Exercise requirements: Gather each line in the entries that includes the string "icon".

Dataset:
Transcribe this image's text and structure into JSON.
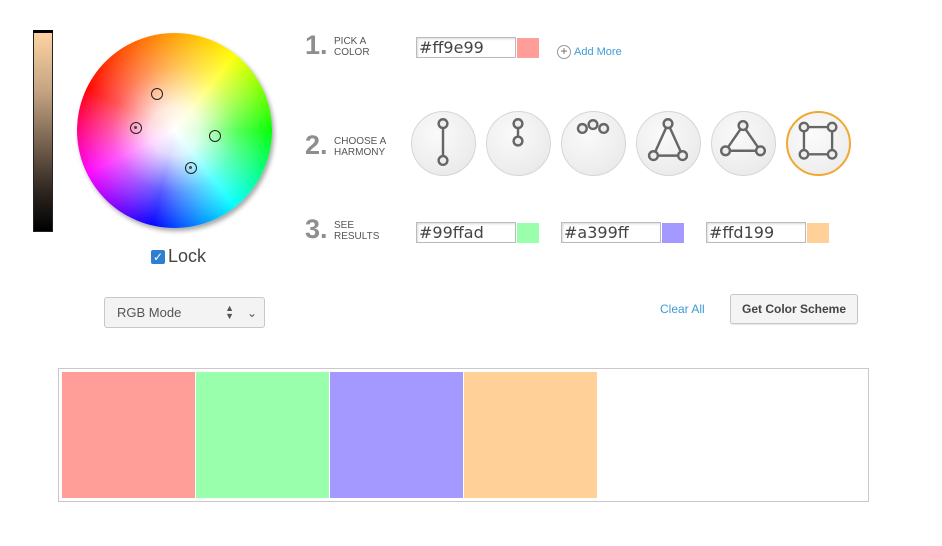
{
  "lock": {
    "label": "Lock",
    "checked": true
  },
  "mode": {
    "selected": "RGB Mode"
  },
  "steps": [
    {
      "number": "1.",
      "line1": "PICK A",
      "line2": "COLOR"
    },
    {
      "number": "2.",
      "line1": "CHOOSE A",
      "line2": "HARMONY"
    },
    {
      "number": "3.",
      "line1": "SEE",
      "line2": "RESULTS"
    }
  ],
  "pick": {
    "hex": "#ff9e99",
    "color": "#ff9e99",
    "add_more": "Add More"
  },
  "results": [
    {
      "hex": "#99ffad",
      "color": "#99ffad"
    },
    {
      "hex": "#a399ff",
      "color": "#a399ff"
    },
    {
      "hex": "#ffd199",
      "color": "#ffd199"
    }
  ],
  "harmonies": [
    {
      "name": "complementary-icon",
      "active": false
    },
    {
      "name": "split-complementary-icon",
      "active": false
    },
    {
      "name": "analogous-icon",
      "active": false
    },
    {
      "name": "triad-icon",
      "active": false
    },
    {
      "name": "triad-alt-icon",
      "active": false
    },
    {
      "name": "square-icon",
      "active": true
    }
  ],
  "actions": {
    "clear_all": "Clear All",
    "get_scheme": "Get Color Scheme"
  },
  "palette": [
    "#ff9e99",
    "#99ffad",
    "#a399ff",
    "#ffd199"
  ],
  "colors": {
    "link": "#3d9bd6",
    "active_harmony_border": "#f0a830",
    "lock_checkbox": "#2f7fd1"
  }
}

Result for this task:
      "name": "complementary-icon",
      "name": "split-complementary-icon",
      "name": "analogous-icon",
      "name": "triad-icon",
      "name": "triad-alt-icon",
      "name": "square-icon",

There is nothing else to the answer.